- Exercise requirements
Make an exact copy of all the data.

****

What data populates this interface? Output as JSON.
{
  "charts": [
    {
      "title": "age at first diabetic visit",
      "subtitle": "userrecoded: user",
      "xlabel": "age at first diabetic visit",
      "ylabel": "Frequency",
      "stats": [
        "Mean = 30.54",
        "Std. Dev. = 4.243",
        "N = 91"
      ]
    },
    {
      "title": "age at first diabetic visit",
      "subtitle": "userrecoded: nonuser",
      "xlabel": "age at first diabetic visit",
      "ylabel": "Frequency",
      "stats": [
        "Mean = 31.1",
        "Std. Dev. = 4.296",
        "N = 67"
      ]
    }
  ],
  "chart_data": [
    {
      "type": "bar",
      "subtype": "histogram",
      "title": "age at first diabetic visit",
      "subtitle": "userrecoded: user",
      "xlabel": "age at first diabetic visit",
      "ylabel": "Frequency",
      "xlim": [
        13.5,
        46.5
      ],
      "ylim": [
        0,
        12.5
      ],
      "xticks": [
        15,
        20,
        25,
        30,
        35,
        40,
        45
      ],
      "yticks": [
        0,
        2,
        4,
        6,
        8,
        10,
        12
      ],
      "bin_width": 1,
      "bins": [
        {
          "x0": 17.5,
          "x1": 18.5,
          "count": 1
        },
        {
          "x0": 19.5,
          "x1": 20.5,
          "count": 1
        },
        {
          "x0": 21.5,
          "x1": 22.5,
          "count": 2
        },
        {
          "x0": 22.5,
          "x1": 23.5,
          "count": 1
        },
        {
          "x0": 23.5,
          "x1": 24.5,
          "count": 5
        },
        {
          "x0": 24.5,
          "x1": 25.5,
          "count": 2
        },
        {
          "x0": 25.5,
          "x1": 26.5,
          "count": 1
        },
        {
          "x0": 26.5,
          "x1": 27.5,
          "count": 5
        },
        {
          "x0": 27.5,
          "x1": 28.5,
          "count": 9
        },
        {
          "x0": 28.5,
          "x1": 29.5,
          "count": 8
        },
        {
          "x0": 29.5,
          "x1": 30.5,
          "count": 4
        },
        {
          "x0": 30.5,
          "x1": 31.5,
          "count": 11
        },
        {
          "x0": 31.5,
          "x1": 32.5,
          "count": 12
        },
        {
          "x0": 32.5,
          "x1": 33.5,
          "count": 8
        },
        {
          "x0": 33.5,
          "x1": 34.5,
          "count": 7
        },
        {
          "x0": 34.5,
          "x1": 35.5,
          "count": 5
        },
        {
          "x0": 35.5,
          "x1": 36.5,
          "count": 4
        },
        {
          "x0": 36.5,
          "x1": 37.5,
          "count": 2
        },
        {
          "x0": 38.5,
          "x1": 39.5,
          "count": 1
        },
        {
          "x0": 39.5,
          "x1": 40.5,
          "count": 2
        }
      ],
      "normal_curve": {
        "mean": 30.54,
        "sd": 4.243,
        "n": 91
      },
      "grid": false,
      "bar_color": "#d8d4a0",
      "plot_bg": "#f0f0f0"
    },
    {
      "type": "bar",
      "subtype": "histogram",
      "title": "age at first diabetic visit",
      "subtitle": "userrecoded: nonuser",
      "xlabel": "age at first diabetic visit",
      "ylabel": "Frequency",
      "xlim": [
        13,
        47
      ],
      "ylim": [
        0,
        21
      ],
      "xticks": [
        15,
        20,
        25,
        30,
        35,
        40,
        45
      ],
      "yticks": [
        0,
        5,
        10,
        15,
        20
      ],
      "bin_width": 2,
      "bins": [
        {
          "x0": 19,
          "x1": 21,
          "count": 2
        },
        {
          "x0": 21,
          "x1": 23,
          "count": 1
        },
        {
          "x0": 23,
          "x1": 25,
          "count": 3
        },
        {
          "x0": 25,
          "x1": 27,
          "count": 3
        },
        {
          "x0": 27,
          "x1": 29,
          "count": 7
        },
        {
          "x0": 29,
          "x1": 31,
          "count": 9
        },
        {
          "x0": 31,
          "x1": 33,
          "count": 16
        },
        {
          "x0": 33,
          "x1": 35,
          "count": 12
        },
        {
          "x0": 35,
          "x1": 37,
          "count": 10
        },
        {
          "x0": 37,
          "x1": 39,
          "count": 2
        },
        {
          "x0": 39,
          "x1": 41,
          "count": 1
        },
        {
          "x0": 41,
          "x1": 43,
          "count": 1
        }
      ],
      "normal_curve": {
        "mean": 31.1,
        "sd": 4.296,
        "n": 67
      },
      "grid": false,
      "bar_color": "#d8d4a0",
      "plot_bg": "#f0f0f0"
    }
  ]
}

****

- Response to this task
What data populates this interface? Output as JSON.
{
  "charts": [
    {
      "title": "age at first diabetic visit",
      "subtitle": "userrecoded: user",
      "xlabel": "age at first diabetic visit",
      "ylabel": "Frequency",
      "stats": [
        "Mean = 30.54",
        "Std. Dev. = 4.243",
        "N = 91"
      ]
    },
    {
      "title": "age at first diabetic visit",
      "subtitle": "userrecoded: nonuser",
      "xlabel": "age at first diabetic visit",
      "ylabel": "Frequency",
      "stats": [
        "Mean = 31.1",
        "Std. Dev. = 4.296",
        "N = 67"
      ]
    }
  ],
  "chart_data": [
    {
      "type": "bar",
      "subtype": "histogram",
      "title": "age at first diabetic visit",
      "subtitle": "userrecoded: user",
      "xlabel": "age at first diabetic visit",
      "ylabel": "Frequency",
      "xlim": [
        13.5,
        46.5
      ],
      "ylim": [
        0,
        12.5
      ],
      "xticks": [
        15,
        20,
        25,
        30,
        35,
        40,
        45
      ],
      "yticks": [
        0,
        2,
        4,
        6,
        8,
        10,
        12
      ],
      "bin_width": 1,
      "bins": [
        {
          "x0": 17.5,
          "x1": 18.5,
          "count": 1
        },
        {
          "x0": 19.5,
          "x1": 20.5,
          "count": 1
        },
        {
          "x0": 21.5,
          "x1": 22.5,
          "count": 2
        },
        {
          "x0": 22.5,
          "x1": 23.5,
          "count": 1
        },
        {
          "x0": 23.5,
          "x1": 24.5,
          "count": 5
        },
        {
          "x0": 24.5,
          "x1": 25.5,
          "count": 2
        },
        {
          "x0": 25.5,
          "x1": 26.5,
          "count": 1
        },
        {
          "x0": 26.5,
          "x1": 27.5,
          "count": 5
        },
        {
          "x0": 27.5,
          "x1": 28.5,
          "count": 9
        },
        {
          "x0": 28.5,
          "x1": 29.5,
          "count": 8
        },
        {
          "x0": 29.5,
          "x1": 30.5,
          "count": 4
        },
        {
          "x0": 30.5,
          "x1": 31.5,
          "count": 11
        },
        {
          "x0": 31.5,
          "x1": 32.5,
          "count": 12
        },
        {
          "x0": 32.5,
          "x1": 33.5,
          "count": 8
        },
        {
          "x0": 33.5,
          "x1": 34.5,
          "count": 7
        },
        {
          "x0": 34.5,
          "x1": 35.5,
          "count": 5
        },
        {
          "x0": 35.5,
          "x1": 36.5,
          "count": 4
        },
        {
          "x0": 36.5,
          "x1": 37.5,
          "count": 2
        },
        {
          "x0": 38.5,
          "x1": 39.5,
          "count": 1
        },
        {
          "x0": 39.5,
          "x1": 40.5,
          "count": 2
        }
      ],
      "normal_curve": {
        "mean": 30.54,
        "sd": 4.243,
        "n": 91
      },
      "grid": false,
      "bar_color": "#d8d4a0",
      "plot_bg": "#f0f0f0"
    },
    {
      "type": "bar",
      "subtype": "histogram",
      "title": "age at first diabetic visit",
      "subtitle": "userrecoded: nonuser",
      "xlabel": "age at first diabetic visit",
      "ylabel": "Frequency",
      "xlim": [
        13,
        47
      ],
      "ylim": [
        0,
        21
      ],
      "xticks": [
        15,
        20,
        25,
        30,
        35,
        40,
        45
      ],
      "yticks": [
        0,
        5,
        10,
        15,
        20
      ],
      "bin_width": 2,
      "bins": [
        {
          "x0": 19,
          "x1": 21,
          "count": 2
        },
        {
          "x0": 21,
          "x1": 23,
          "count": 1
        },
        {
          "x0": 23,
          "x1": 25,
          "count": 3
        },
        {
          "x0": 25,
          "x1": 27,
          "count": 3
        },
        {
          "x0": 27,
          "x1": 29,
          "count": 7
        },
        {
          "x0": 29,
          "x1": 31,
          "count": 9
        },
        {
          "x0": 31,
          "x1": 33,
          "count": 16
        },
        {
          "x0": 33,
          "x1": 35,
          "count": 12
        },
        {
          "x0": 35,
          "x1": 37,
          "count": 10
        },
        {
          "x0": 37,
          "x1": 39,
          "count": 2
        },
        {
          "x0": 39,
          "x1": 41,
          "count": 1
        },
        {
          "x0": 41,
          "x1": 43,
          "count": 1
        }
      ],
      "normal_curve": {
        "mean": 31.1,
        "sd": 4.296,
        "n": 67
      },
      "grid": false,
      "bar_color": "#d8d4a0",
      "plot_bg": "#f0f0f0"
    }
  ]
}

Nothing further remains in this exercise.